El Experimento Ruso Del Sueño
A fines delos años 40, en la Unión Soviética se llevó a cabo un experimento cruel e inhumano, con cinco prisioneros a los cuales se intentó, a base de un gas estimulante, mantener despiertos por 15 días. Llegado el día 15, cada uno de los cuatro supervivientes (uno murió) se había arrancado carne a sí mismo; y, en la locura que los sujetos de prueba mostraban, había algo misterioso y escalofriante.
A
fines de los años 40, cuando aún la Unión Soviética era gobernada por el
puño de acero de Stalin, un grupo de científicos rusos decidió llevar a
cabo un experimento en que, a base de un gas estimulante, se
mantendrían despiertos a cinco sujetos por un periodo de quince días.
Primeramente los cinco individuos fueron
conducidos a un entorno cerrado a fin de que se pudiese monitorear el
empleo de oxígeno, ya que el gas estimulante resultaba letal en elevadas
concentraciones. A fin de observar cuidadosamente a los sujetos del
experimento, y ya que en ese entonces todavía no existía el sistema de “circuito cerrado” con
cámaras de vigilancia, se emplearon micrófonos y unas ventanas con
vidrios de 5 pulgadas de espesor. Por otro lado, la habitación del
experimento contaba con libros, mantas para dormir cómodamente (aunque
sin camas), agua corriente, un baño y provisiones alimenticias que
alcanzaban para que todos los cinco sujetos sobreviviesen un mes entero.
Pero… ¿qué habían hecho los sujetos del
experimento para estar allí? Estos eran prisioneros políticos y
militares enemigos capturados durante la Segunda Guerra Mundial. Stalin
había dicho una vez que “la violencia es el único medio de lucha, y la
sangre el carburante de la historia” y, en concordancia con esa manera
de pensar, miles de individuos habían sido torturados, enviados a
trabajos forzados en Siberia, o asesinados con un tiro en la nuca. Pero
el destino de estos prisioneros sería aún peor…
Durante los primeros cinco días todo
estuvo relativamente bien y pocas eran las quejas, en gran parte porque
los habían engañado, prometiéndoles la libertad si se sometían a la
sencilla prueba de no dormir por 15 días. Curiosamente y ya en ese breve
intervalo inicial de 5 días, los investigadores notaron que, mientras
más tiempo pasaba, los sujetos se mostraban más propensos a hablar sobre
eventos traumáticos de su pasado.

MATERIAL DE ESTUDIO =>
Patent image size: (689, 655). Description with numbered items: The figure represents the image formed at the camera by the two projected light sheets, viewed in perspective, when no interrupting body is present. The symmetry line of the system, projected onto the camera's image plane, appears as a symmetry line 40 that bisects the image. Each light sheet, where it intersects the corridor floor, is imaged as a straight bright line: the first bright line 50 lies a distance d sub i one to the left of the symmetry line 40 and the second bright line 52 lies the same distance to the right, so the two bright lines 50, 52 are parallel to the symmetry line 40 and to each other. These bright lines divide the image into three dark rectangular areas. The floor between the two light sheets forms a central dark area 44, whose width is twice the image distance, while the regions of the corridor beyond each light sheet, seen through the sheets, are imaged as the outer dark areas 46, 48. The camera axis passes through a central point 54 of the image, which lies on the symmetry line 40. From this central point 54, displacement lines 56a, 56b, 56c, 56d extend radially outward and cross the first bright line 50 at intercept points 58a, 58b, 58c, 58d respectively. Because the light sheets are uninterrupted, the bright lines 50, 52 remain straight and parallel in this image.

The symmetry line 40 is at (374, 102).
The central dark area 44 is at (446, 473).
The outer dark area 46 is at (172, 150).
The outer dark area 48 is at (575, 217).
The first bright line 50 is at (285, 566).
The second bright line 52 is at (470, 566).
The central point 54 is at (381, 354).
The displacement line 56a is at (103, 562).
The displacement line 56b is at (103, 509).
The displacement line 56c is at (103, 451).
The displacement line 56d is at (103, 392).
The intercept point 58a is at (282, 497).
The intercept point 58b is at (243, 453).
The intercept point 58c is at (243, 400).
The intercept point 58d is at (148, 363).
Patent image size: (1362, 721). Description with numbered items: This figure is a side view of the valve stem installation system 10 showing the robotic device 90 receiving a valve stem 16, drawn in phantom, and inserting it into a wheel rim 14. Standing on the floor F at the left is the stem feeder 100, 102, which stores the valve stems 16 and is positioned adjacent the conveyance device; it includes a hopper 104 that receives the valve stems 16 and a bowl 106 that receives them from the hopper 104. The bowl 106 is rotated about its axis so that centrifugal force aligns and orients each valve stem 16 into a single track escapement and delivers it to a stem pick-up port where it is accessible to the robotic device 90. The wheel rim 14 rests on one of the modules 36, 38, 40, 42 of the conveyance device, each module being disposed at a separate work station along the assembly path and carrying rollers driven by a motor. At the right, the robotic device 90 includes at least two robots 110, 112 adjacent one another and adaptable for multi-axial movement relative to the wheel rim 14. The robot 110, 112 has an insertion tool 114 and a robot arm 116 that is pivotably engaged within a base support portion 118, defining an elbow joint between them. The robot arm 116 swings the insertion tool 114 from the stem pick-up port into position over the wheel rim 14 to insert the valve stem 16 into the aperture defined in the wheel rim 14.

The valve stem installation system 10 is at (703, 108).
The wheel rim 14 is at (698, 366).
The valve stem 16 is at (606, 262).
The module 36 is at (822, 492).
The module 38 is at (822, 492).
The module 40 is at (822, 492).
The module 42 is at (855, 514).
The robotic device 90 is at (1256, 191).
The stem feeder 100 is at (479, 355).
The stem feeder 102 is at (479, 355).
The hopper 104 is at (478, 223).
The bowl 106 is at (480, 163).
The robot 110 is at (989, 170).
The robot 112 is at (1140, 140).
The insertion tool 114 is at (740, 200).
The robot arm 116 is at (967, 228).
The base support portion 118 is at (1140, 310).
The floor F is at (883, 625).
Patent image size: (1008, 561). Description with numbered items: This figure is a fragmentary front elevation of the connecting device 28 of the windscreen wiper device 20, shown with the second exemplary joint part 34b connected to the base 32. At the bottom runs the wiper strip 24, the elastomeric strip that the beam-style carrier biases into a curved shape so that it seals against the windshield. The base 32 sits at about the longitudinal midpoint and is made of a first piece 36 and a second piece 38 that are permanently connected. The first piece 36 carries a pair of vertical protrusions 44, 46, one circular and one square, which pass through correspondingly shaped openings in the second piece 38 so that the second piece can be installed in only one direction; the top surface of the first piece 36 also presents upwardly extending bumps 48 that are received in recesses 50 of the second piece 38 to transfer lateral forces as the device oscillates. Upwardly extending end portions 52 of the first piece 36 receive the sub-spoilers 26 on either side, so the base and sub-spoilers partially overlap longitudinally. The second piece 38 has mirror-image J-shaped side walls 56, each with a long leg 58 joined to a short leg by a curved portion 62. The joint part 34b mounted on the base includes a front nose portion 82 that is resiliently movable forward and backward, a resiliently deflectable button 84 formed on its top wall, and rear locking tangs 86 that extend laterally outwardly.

EJERCICIO A =>
Según el texto, ¿por qué se llevó a los cinco sujetos a un entorno cerrado al comienzo del experimento?
EJERCICIO B =>
En el tramo del texto que va desde "El Experimento Ruso" hasta "misterioso y escalofriante.", cambia "Unión Soviética" por "URSS".

RESPUESTA FINAL A =>
Los llevaron a un entorno cerrado para poder monitorear el empleo de oxígeno. Era necesario porque el gas estimulante resultaba letal en concentraciones elevadas.

RESPUESTA FINAL B =>
El Experimento Ruso Del Sueño
A fines delos años 40, en la URSS se llevó a cabo un experimento cruel e inhumano, con cinco prisioneros a los cuales se intentó, a base de un gas estimulante, mantener despiertos por 15 días. Llegado el día 15, cada uno de los cuatro supervivientes (uno murió) se había arrancado carne a sí mismo; y, en la locura que los sujetos de prueba mostraban, había algo misterioso y escalofriante.